Figure dataset records:

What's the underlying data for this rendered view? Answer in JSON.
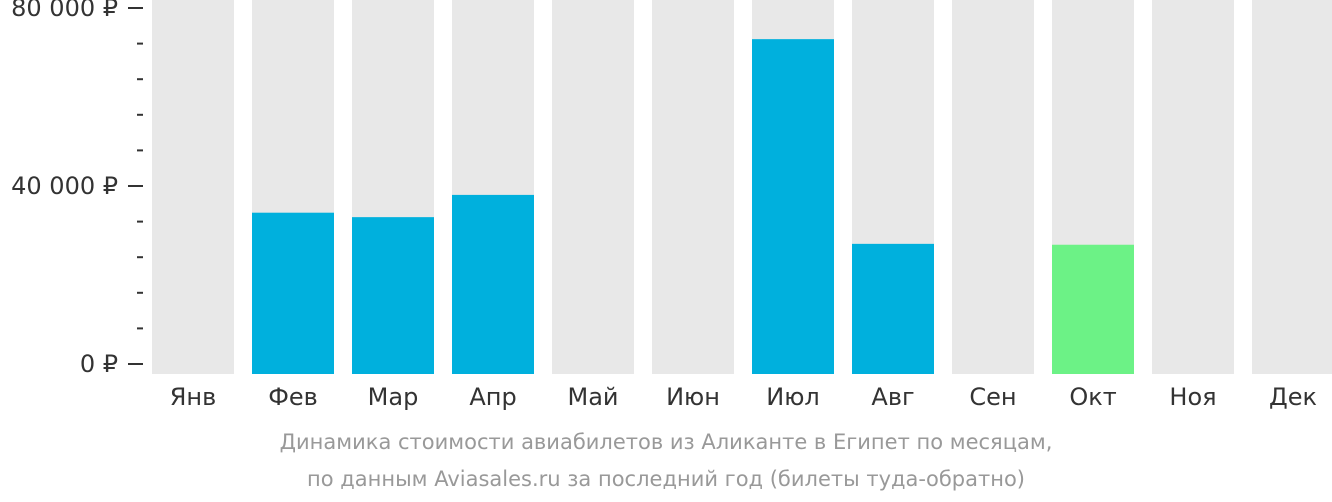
{
  "chart_data": {
    "type": "bar",
    "categories": [
      "Янв",
      "Фев",
      "Мар",
      "Апр",
      "Май",
      "Июн",
      "Июл",
      "Авг",
      "Сен",
      "Окт",
      "Ноя",
      "Дек"
    ],
    "values": [
      null,
      34000,
      33000,
      38000,
      null,
      null,
      73000,
      27000,
      null,
      26800,
      null,
      null
    ],
    "highlight": {
      "category": "Окт",
      "color": "#6cf286"
    },
    "ylim": [
      0,
      80000
    ],
    "yticks": [
      0,
      40000,
      80000
    ],
    "ytick_labels": [
      "0 ₽",
      "40 000 ₽",
      "80 000 ₽"
    ],
    "grid": false,
    "colors": {
      "bar": "#00b0dd",
      "highlight": "#6cf286",
      "background_column": "#e8e8e8",
      "axis_text": "#333333",
      "caption_text": "#999999"
    }
  },
  "caption": {
    "line1": "Динамика стоимости авиабилетов из Аликанте в Египет по месяцам,",
    "line2": "по данным Aviasales.ru за последний год (билеты туда-обратно)"
  }
}
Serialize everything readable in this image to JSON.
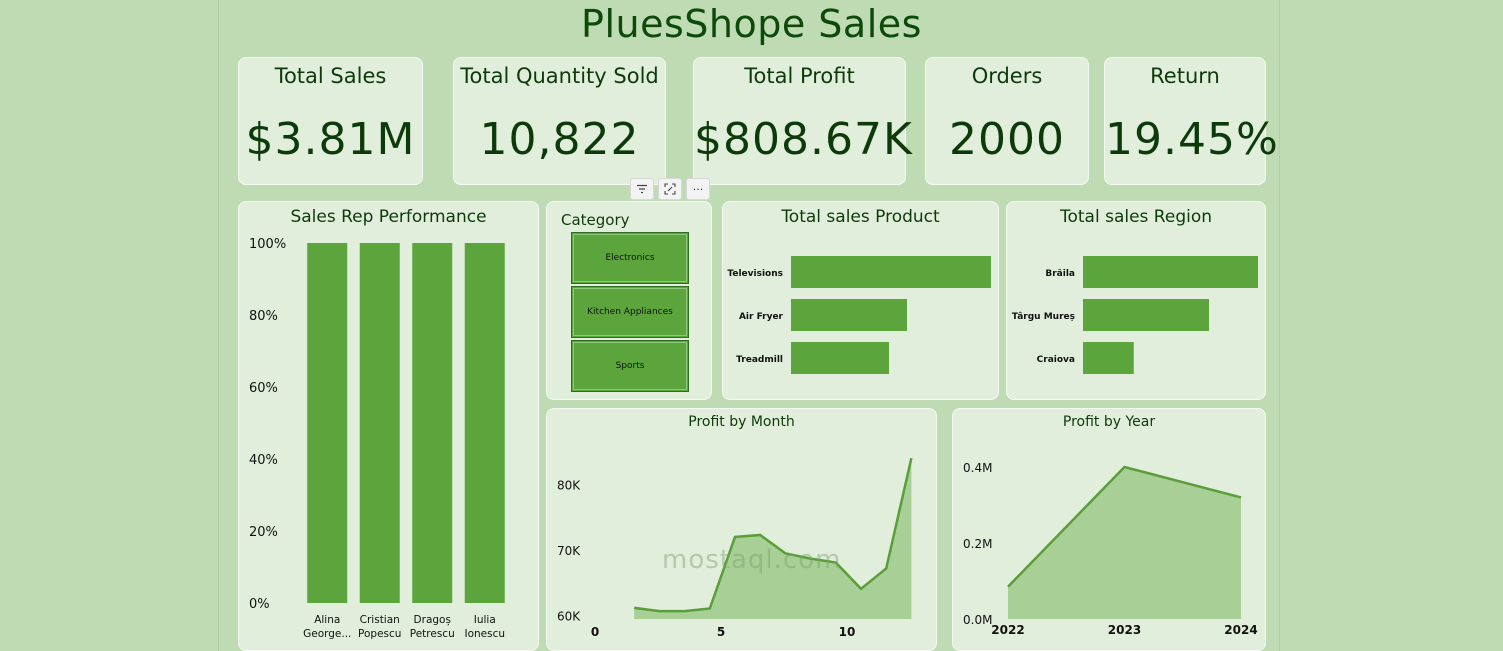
{
  "title": "PluesShope Sales",
  "kpis": [
    {
      "label": "Total Sales",
      "value": "$3.81M"
    },
    {
      "label": "Total Quantity Sold",
      "value": "10,822"
    },
    {
      "label": "Total Profit",
      "value": "$808.67K"
    },
    {
      "label": "Orders",
      "value": "2000"
    },
    {
      "label": "Return",
      "value": "19.45%"
    }
  ],
  "toolbar": {
    "filter_icon": "filter-icon",
    "focus_icon": "focus-mode-icon",
    "more_label": "···"
  },
  "category_slicer": {
    "title": "Category",
    "items": [
      "Electronics",
      "Kitchen Appliances",
      "Sports"
    ]
  },
  "watermark": "mostaql.com",
  "colors": {
    "bar": "#5ba53c",
    "line": "#5a9e3a",
    "area": "#a8cf95",
    "card": "#e1eedb",
    "background": "#bfdbb3"
  },
  "chart_data": [
    {
      "type": "bar",
      "title": "Sales Rep Performance",
      "categories": [
        "Alina George...",
        "Cristian Popescu",
        "Dragoș Petrescu",
        "Iulia Ionescu"
      ],
      "category_lines": [
        [
          "Alina",
          "George..."
        ],
        [
          "Cristian",
          "Popescu"
        ],
        [
          "Dragoș",
          "Petrescu"
        ],
        [
          "Iulia",
          "Ionescu"
        ]
      ],
      "values": [
        100,
        100,
        100,
        100
      ],
      "ylim": [
        0,
        100
      ],
      "yticks": [
        "0%",
        "20%",
        "40%",
        "60%",
        "80%",
        "100%"
      ]
    },
    {
      "type": "bar",
      "orientation": "horizontal",
      "title": "Total sales Product",
      "categories": [
        "Televisions",
        "Air Fryer",
        "Treadmill"
      ],
      "values": [
        1.0,
        0.58,
        0.49
      ]
    },
    {
      "type": "bar",
      "orientation": "horizontal",
      "title": "Total sales Region",
      "categories": [
        "Brăila",
        "Târgu Mureș",
        "Craiova"
      ],
      "values": [
        1.0,
        0.72,
        0.29
      ]
    },
    {
      "type": "area",
      "title": "Profit by Month",
      "x": [
        1,
        2,
        3,
        4,
        5,
        6,
        7,
        8,
        9,
        10,
        11,
        12
      ],
      "values": [
        61200,
        60700,
        60700,
        61100,
        72000,
        72300,
        69500,
        68700,
        68100,
        64100,
        67200,
        84000
      ],
      "ylim": [
        59500,
        86000
      ],
      "yticks": [
        {
          "v": 60000,
          "label": "60K"
        },
        {
          "v": 70000,
          "label": "70K"
        },
        {
          "v": 80000,
          "label": "80K"
        }
      ],
      "xticks": [
        {
          "v": 0,
          "label": "0"
        },
        {
          "v": 5,
          "label": "5"
        },
        {
          "v": 10,
          "label": "10"
        }
      ],
      "xlim": [
        0,
        12.5
      ]
    },
    {
      "type": "area",
      "title": "Profit by Year",
      "x": [
        "2022",
        "2023",
        "2024"
      ],
      "values": [
        0.085,
        0.4,
        0.32
      ],
      "ylim": [
        0,
        0.5
      ],
      "yticks": [
        {
          "v": 0,
          "label": "0.0M"
        },
        {
          "v": 0.2,
          "label": "0.2M"
        },
        {
          "v": 0.4,
          "label": "0.4M"
        }
      ]
    }
  ]
}
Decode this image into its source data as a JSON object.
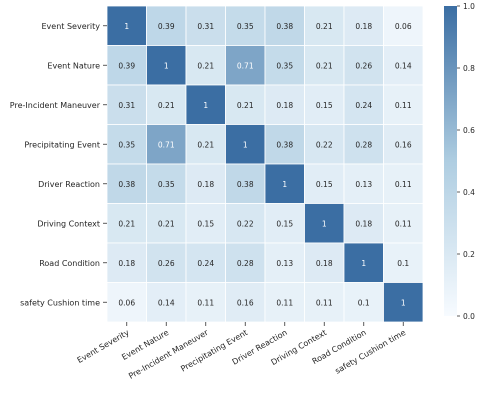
{
  "chart_data": {
    "type": "heatmap",
    "rows": [
      "Event Severity",
      "Event Nature",
      "Pre-Incident Maneuver",
      "Precipitating Event",
      "Driver Reaction",
      "Driving Context",
      "Road Condition",
      "safety Cushion time"
    ],
    "columns": [
      "Event Severity",
      "Event Nature",
      "Pre-Incident Maneuver",
      "Precipitating Event",
      "Driver Reaction",
      "Driving Context",
      "Road Condition",
      "safety Cushion time"
    ],
    "values": [
      [
        1,
        0.39,
        0.31,
        0.35,
        0.38,
        0.21,
        0.18,
        0.06
      ],
      [
        0.39,
        1,
        0.21,
        0.71,
        0.35,
        0.21,
        0.26,
        0.14
      ],
      [
        0.31,
        0.21,
        1,
        0.21,
        0.18,
        0.15,
        0.24,
        0.11
      ],
      [
        0.35,
        0.71,
        0.21,
        1,
        0.38,
        0.22,
        0.28,
        0.16
      ],
      [
        0.38,
        0.35,
        0.18,
        0.38,
        1,
        0.15,
        0.13,
        0.11
      ],
      [
        0.21,
        0.21,
        0.15,
        0.22,
        0.15,
        1,
        0.18,
        0.11
      ],
      [
        0.18,
        0.26,
        0.24,
        0.28,
        0.13,
        0.18,
        1,
        0.1
      ],
      [
        0.06,
        0.14,
        0.11,
        0.16,
        0.11,
        0.11,
        0.1,
        1
      ]
    ],
    "cell_labels": [
      [
        "1",
        "0.39",
        "0.31",
        "0.35",
        "0.38",
        "0.21",
        "0.18",
        "0.06"
      ],
      [
        "0.39",
        "1",
        "0.21",
        "0.71",
        "0.35",
        "0.21",
        "0.26",
        "0.14"
      ],
      [
        "0.31",
        "0.21",
        "1",
        "0.21",
        "0.18",
        "0.15",
        "0.24",
        "0.11"
      ],
      [
        "0.35",
        "0.71",
        "0.21",
        "1",
        "0.38",
        "0.22",
        "0.28",
        "0.16"
      ],
      [
        "0.38",
        "0.35",
        "0.18",
        "0.38",
        "1",
        "0.15",
        "0.13",
        "0.11"
      ],
      [
        "0.21",
        "0.21",
        "0.15",
        "0.22",
        "0.15",
        "1",
        "0.18",
        "0.11"
      ],
      [
        "0.18",
        "0.26",
        "0.24",
        "0.28",
        "0.13",
        "0.18",
        "1",
        "0.1"
      ],
      [
        "0.06",
        "0.14",
        "0.11",
        "0.16",
        "0.11",
        "0.11",
        "0.1",
        "1"
      ]
    ],
    "colorbar": {
      "min": 0,
      "max": 1,
      "ticks": [
        "0.0",
        "0.2",
        "0.4",
        "0.6",
        "0.8",
        "1.0"
      ]
    },
    "colors": {
      "low": "#f7fbff",
      "mid": "#aecde1",
      "high": "#3b6ea3"
    },
    "grid": false,
    "title": "",
    "xlabel": "",
    "ylabel": ""
  }
}
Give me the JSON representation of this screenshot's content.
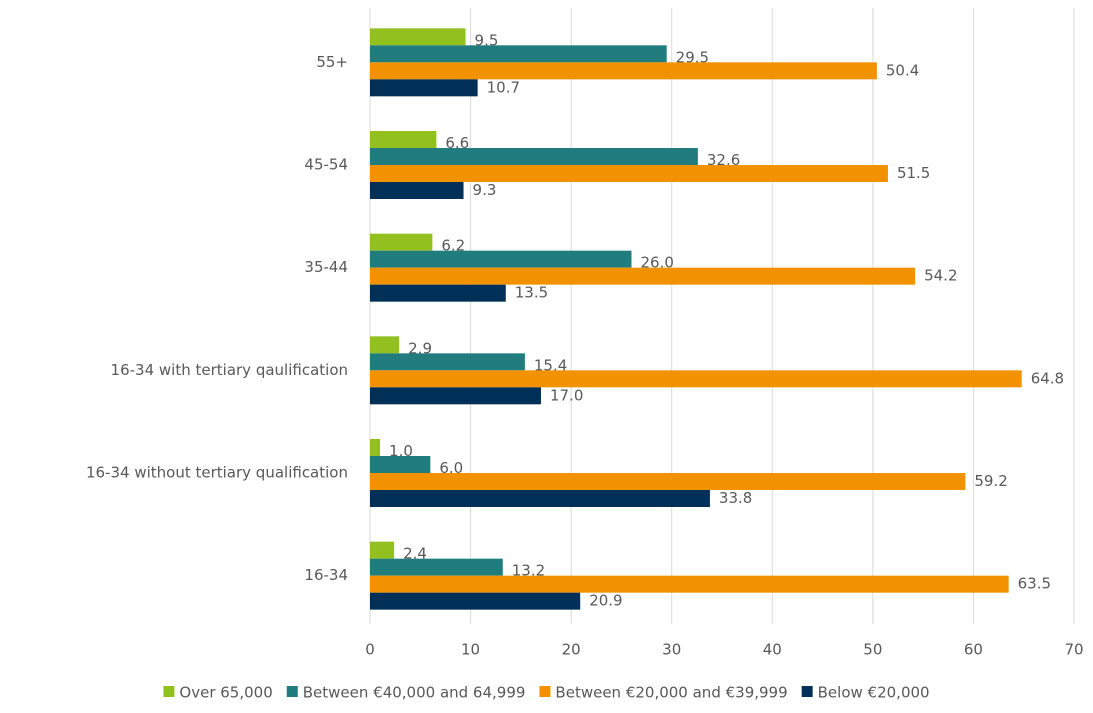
{
  "chart_data": {
    "type": "hbar",
    "categories": [
      "16-34",
      "16-34 without tertiary qualification",
      "16-34 with tertiary qaulification",
      "35-44",
      "45-54",
      "55+"
    ],
    "series": [
      {
        "name": "Over 65,000",
        "color": "#92c01f",
        "values": [
          2.4,
          1.0,
          2.9,
          6.2,
          6.6,
          9.5
        ],
        "value_labels": [
          "2.4",
          "1.0",
          "2.9",
          "6.2",
          "6.6",
          "9.5"
        ]
      },
      {
        "name": "Between €40,000 and 64,999",
        "color": "#217c7e",
        "values": [
          13.2,
          6.0,
          15.4,
          26.0,
          32.6,
          29.5
        ],
        "value_labels": [
          "13.2",
          "6.0",
          "15.4",
          "26.0",
          "32.6",
          "29.5"
        ]
      },
      {
        "name": "Between €20,000 and €39,999",
        "color": "#f39200",
        "values": [
          63.5,
          59.2,
          64.8,
          54.2,
          51.5,
          50.4
        ],
        "value_labels": [
          "63.5",
          "59.2",
          "64.8",
          "54.2",
          "51.5",
          "50.4"
        ]
      },
      {
        "name": "Below €20,000",
        "color": "#003057",
        "values": [
          20.9,
          33.8,
          17.0,
          13.5,
          9.3,
          10.7
        ],
        "value_labels": [
          "20.9",
          "33.8",
          "17.0",
          "13.5",
          "9.3",
          "10.7"
        ]
      }
    ],
    "xlim": [
      0,
      70
    ],
    "xticks": [
      0,
      10,
      20,
      30,
      40,
      50,
      60,
      70
    ],
    "grid": true,
    "legend": "bottom"
  }
}
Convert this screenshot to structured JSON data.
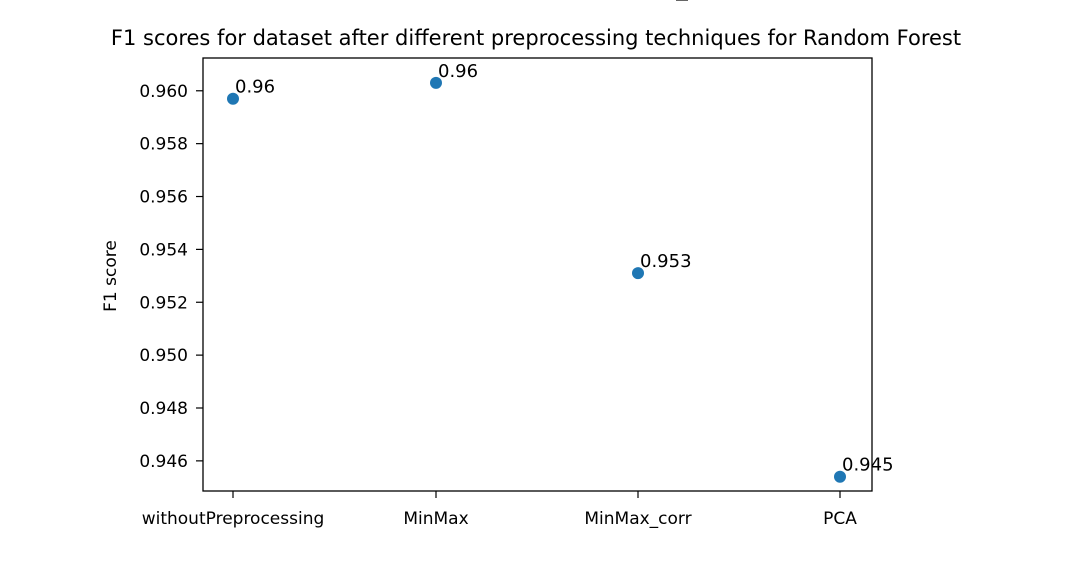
{
  "chart_data": {
    "type": "scatter",
    "title": "F1 scores for dataset after different preprocessing techniques for Random Forest",
    "xlabel": "",
    "ylabel": "F1 score",
    "categories": [
      "withoutPreprocessing",
      "MinMax",
      "MinMax_corr",
      "PCA"
    ],
    "values": [
      0.9597,
      0.9603,
      0.9531,
      0.9454
    ],
    "point_labels": [
      "0.96",
      "0.96",
      "0.953",
      "0.945"
    ],
    "yticks": [
      0.946,
      0.948,
      0.95,
      0.952,
      0.954,
      0.956,
      0.958,
      0.96
    ],
    "ytick_labels": [
      "0.946",
      "0.948",
      "0.950",
      "0.952",
      "0.954",
      "0.956",
      "0.958",
      "0.960"
    ],
    "ylim": [
      0.94486,
      0.96124
    ],
    "grid": false,
    "legend": "none",
    "marker_color": "#1f77b4"
  }
}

WRITTEN EXERCISE: Exclude the pictures, and output exactly the lines from the one with "Convert this screenshot" through the last line of the records, both included.

OUTPUT FOR THIS TASK:
Convert this screenshot to structured JSON data.
{
  "chart_data": {
    "type": "scatter",
    "title": "F1 scores for dataset after different preprocessing techniques for Random Forest",
    "xlabel": "",
    "ylabel": "F1 score",
    "categories": [
      "withoutPreprocessing",
      "MinMax",
      "MinMax_corr",
      "PCA"
    ],
    "values": [
      0.9597,
      0.9603,
      0.9531,
      0.9454
    ],
    "point_labels": [
      "0.96",
      "0.96",
      "0.953",
      "0.945"
    ],
    "yticks": [
      0.946,
      0.948,
      0.95,
      0.952,
      0.954,
      0.956,
      0.958,
      0.96
    ],
    "ytick_labels": [
      "0.946",
      "0.948",
      "0.950",
      "0.952",
      "0.954",
      "0.956",
      "0.958",
      "0.960"
    ],
    "ylim": [
      0.94486,
      0.96124
    ],
    "grid": false,
    "legend": "none",
    "marker_color": "#1f77b4"
  }
}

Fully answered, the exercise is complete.